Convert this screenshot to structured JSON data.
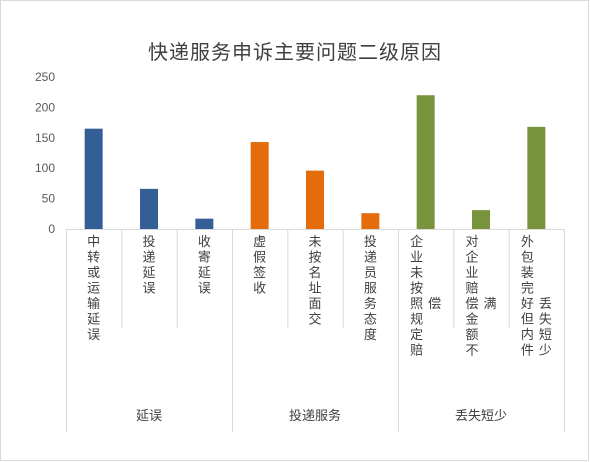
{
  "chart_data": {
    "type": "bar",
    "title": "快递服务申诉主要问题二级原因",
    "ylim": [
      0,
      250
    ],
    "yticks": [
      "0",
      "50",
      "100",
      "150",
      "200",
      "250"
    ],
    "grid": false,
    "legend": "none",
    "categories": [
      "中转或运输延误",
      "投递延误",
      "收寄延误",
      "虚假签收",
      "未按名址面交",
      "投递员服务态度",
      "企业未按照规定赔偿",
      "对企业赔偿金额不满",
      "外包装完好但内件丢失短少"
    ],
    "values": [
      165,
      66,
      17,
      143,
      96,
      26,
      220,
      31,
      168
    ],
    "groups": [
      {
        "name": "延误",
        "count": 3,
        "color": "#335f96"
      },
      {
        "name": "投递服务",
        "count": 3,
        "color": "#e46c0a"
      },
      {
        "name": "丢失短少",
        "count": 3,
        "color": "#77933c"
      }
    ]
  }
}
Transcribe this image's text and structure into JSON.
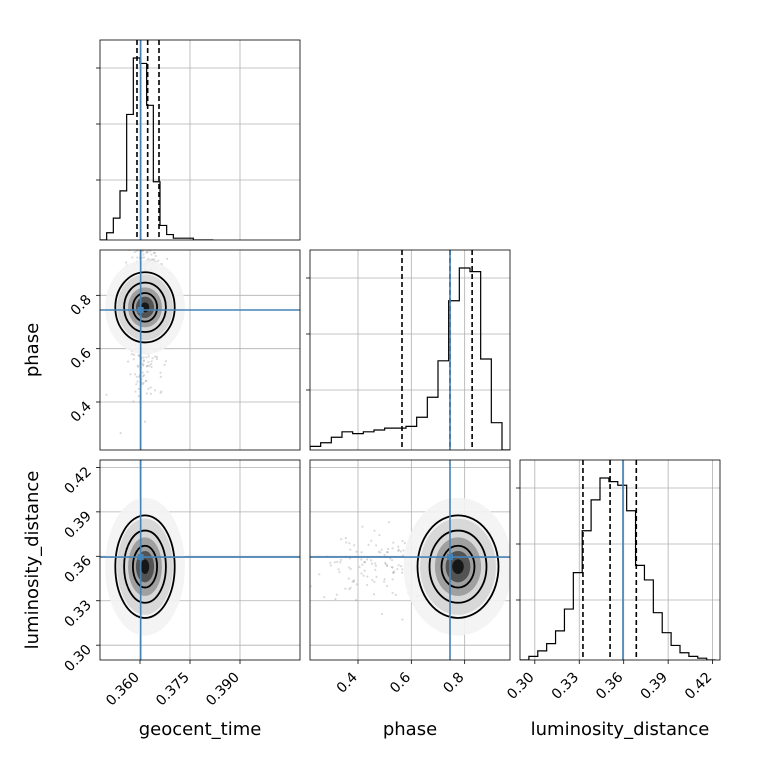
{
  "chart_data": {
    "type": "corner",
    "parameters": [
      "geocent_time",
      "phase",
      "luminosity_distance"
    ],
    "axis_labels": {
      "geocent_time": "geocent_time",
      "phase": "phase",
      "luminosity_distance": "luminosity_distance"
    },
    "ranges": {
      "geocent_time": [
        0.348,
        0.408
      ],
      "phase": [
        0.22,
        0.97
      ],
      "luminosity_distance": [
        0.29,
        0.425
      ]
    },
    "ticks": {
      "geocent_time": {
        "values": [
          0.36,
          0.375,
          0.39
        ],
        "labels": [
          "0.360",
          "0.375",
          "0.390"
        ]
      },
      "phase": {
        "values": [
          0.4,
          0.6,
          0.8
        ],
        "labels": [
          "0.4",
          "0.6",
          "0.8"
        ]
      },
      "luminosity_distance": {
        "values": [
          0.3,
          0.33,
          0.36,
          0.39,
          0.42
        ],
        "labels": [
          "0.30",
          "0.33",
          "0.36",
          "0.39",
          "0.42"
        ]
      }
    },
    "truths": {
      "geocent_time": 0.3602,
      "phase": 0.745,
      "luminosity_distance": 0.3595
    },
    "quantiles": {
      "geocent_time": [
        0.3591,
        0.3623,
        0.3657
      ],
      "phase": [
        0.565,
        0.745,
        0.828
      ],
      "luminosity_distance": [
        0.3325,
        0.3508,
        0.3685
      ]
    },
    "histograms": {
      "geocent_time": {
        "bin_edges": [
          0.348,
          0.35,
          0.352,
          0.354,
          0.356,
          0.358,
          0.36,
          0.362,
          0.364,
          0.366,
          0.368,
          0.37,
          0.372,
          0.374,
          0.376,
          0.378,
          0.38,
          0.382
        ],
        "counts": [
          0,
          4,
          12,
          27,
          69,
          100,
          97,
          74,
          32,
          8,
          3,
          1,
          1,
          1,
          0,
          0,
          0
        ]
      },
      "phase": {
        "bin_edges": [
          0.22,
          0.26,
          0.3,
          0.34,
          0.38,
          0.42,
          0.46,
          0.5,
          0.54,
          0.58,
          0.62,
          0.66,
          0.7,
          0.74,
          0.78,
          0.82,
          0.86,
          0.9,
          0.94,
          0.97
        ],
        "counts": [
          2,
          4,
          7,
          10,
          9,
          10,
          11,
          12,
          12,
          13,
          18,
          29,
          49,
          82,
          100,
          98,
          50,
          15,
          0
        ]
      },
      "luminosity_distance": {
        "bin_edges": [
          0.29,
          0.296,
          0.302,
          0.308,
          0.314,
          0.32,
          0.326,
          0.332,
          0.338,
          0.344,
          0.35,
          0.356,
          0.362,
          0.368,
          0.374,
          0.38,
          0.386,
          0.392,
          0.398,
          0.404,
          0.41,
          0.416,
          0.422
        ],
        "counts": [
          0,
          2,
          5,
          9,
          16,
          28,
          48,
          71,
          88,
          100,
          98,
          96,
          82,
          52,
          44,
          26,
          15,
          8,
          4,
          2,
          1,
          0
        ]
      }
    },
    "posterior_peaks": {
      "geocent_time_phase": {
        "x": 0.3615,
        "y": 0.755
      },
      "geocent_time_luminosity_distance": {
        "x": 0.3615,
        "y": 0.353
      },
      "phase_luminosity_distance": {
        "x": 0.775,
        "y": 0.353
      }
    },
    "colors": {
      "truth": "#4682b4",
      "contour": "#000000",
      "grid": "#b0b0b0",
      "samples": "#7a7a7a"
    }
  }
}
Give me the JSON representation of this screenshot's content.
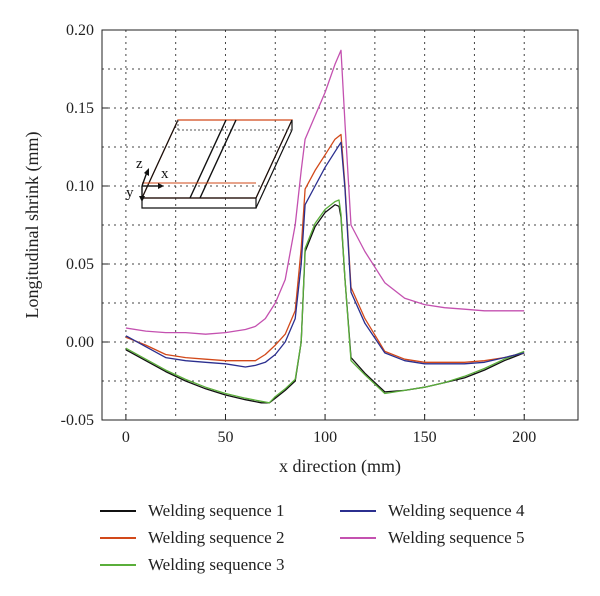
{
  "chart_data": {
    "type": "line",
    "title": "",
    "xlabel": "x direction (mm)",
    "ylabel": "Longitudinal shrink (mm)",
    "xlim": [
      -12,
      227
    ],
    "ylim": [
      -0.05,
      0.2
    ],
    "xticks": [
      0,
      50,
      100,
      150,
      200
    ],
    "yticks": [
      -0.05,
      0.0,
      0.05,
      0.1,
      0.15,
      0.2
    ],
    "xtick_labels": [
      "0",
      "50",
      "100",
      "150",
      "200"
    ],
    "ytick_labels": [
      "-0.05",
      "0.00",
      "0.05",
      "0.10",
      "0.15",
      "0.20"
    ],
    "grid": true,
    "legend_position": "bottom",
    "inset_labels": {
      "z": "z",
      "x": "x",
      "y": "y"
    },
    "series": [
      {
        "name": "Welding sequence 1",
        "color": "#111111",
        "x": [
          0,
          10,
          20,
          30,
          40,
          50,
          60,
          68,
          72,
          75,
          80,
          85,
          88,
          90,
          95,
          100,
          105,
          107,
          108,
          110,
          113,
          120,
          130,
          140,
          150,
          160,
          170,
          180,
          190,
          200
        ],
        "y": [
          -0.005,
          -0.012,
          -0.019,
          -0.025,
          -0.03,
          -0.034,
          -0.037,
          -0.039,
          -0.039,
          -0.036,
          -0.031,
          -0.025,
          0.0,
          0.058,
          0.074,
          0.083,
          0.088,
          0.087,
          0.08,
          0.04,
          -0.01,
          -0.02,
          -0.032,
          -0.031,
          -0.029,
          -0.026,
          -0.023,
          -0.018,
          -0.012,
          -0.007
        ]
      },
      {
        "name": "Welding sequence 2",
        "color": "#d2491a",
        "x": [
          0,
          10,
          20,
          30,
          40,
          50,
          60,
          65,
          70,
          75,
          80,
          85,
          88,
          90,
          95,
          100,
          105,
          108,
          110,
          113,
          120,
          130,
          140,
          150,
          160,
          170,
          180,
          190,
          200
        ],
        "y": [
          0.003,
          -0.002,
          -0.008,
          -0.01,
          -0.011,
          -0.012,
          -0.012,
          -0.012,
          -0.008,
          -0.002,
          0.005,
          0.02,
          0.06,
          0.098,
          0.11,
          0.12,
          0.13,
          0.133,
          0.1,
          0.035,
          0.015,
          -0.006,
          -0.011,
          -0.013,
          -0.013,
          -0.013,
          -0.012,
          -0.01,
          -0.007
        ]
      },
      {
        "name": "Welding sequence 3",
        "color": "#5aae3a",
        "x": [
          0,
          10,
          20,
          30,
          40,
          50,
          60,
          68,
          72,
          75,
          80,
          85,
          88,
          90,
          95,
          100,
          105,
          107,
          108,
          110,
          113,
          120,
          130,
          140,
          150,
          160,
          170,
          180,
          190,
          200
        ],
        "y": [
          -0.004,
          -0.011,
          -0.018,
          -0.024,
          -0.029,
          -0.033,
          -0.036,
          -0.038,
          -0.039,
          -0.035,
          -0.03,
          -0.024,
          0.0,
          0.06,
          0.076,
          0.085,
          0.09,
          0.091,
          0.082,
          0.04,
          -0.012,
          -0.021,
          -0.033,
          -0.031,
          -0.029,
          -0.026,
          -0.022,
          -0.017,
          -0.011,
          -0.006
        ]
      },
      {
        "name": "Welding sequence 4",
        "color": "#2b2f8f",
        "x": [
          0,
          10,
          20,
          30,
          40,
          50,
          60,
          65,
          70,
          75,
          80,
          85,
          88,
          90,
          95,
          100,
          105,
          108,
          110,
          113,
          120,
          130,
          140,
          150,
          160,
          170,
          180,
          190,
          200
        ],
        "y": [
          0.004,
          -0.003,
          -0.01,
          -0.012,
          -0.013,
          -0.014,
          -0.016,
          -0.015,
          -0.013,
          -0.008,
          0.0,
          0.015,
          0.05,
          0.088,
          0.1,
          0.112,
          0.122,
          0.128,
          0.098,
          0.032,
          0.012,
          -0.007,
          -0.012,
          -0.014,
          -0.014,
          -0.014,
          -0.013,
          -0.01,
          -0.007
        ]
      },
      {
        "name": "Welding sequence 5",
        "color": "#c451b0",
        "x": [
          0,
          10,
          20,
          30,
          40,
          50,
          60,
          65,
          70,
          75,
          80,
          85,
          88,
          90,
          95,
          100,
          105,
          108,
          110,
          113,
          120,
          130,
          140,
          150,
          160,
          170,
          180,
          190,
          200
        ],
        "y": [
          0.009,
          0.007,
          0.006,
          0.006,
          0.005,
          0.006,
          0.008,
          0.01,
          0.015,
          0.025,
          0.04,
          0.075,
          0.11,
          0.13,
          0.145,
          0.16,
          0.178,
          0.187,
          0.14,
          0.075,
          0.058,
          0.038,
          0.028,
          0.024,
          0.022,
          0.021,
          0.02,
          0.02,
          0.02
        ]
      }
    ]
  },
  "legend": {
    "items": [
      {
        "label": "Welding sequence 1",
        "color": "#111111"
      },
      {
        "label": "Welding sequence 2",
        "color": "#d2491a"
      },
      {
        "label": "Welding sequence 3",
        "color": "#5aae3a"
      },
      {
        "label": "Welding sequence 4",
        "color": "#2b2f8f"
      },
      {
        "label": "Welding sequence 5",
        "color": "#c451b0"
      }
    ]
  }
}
● ● ● ● ● ● ●
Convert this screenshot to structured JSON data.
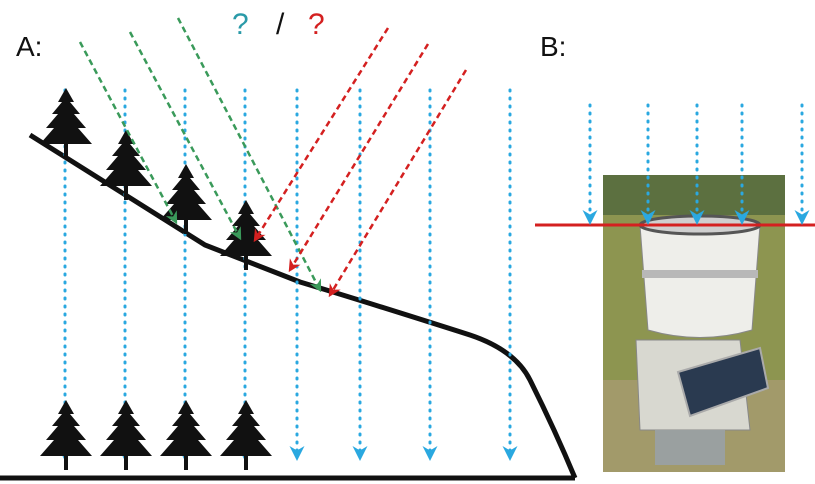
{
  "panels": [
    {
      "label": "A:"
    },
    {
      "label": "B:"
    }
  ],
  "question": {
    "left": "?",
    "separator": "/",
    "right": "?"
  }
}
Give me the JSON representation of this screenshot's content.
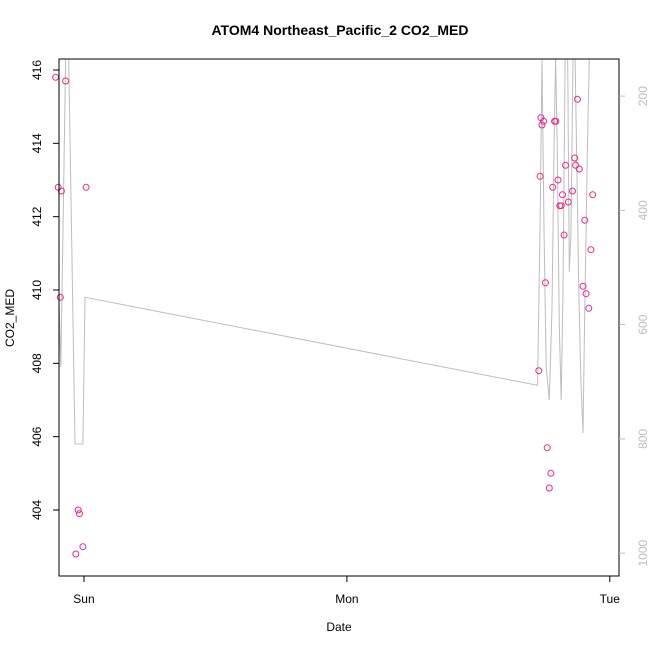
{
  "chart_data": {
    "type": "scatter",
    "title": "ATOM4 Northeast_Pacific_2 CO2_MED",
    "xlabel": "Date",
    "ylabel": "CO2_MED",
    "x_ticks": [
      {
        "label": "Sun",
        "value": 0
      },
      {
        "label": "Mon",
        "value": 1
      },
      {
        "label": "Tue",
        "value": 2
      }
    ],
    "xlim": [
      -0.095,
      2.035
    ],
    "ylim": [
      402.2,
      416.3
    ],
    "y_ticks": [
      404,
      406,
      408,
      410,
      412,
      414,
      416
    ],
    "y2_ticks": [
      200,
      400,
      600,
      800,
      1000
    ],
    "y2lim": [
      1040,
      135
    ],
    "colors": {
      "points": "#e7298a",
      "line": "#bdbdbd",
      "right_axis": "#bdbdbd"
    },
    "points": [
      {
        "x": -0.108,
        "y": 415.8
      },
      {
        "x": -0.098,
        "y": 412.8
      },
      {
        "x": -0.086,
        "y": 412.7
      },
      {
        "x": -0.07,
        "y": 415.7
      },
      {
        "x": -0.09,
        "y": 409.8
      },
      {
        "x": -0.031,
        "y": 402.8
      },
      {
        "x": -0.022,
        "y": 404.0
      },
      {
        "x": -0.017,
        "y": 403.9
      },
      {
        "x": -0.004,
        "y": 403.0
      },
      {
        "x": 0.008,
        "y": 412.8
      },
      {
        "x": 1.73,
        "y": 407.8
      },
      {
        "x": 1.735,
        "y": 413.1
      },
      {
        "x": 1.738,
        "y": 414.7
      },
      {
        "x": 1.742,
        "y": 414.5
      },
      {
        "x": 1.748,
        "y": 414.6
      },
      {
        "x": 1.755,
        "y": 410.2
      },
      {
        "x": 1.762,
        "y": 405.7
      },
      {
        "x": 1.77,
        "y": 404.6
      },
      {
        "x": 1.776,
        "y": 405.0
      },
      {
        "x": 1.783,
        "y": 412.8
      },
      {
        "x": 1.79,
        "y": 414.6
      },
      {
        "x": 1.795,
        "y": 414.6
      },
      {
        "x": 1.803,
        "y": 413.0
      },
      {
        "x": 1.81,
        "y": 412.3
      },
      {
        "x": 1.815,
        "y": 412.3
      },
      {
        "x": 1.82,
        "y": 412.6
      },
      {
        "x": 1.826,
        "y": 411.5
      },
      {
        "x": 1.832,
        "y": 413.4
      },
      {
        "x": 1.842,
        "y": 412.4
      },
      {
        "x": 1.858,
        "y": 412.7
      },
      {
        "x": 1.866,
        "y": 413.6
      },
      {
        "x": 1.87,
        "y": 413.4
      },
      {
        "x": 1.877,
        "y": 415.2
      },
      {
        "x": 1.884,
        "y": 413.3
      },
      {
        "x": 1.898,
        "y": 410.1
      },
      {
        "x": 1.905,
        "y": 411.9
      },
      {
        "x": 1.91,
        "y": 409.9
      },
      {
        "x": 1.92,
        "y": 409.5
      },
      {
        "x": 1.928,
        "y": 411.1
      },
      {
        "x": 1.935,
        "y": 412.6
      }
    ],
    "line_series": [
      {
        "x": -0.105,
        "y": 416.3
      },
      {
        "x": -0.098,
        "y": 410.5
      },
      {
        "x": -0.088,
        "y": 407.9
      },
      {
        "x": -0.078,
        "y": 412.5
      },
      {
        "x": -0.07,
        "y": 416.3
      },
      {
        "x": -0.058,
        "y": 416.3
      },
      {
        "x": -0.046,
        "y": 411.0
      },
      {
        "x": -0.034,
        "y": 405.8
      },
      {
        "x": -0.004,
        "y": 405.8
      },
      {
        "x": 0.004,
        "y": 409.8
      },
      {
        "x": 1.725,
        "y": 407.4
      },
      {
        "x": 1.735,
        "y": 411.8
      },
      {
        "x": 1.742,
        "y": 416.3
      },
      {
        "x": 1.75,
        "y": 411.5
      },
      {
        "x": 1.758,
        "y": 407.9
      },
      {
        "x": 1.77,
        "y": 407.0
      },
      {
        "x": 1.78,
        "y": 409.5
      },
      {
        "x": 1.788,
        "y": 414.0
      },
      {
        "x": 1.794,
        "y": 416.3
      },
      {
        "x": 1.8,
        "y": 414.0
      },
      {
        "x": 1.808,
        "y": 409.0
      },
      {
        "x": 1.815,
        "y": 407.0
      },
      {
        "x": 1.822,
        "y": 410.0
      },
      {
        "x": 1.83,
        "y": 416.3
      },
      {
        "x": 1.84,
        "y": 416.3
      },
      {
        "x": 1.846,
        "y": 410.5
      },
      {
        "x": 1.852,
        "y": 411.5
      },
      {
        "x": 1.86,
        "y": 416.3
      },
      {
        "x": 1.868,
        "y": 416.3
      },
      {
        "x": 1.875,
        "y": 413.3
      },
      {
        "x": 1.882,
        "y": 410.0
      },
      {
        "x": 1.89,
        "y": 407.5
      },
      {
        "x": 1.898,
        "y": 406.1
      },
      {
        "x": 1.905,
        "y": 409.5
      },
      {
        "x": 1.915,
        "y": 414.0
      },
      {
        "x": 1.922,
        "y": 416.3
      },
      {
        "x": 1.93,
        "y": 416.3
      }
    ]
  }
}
● ● ● ● ● ● ●
## Aim:
Scan the data for the word "title" and copy every line where it shows up.

## Answer for this exercise:
    "title": "快递服务申诉主要问题二级原因",
    "title": "",
    "title": "ATOM4 Northeast_Pacific_2 CO2_MED",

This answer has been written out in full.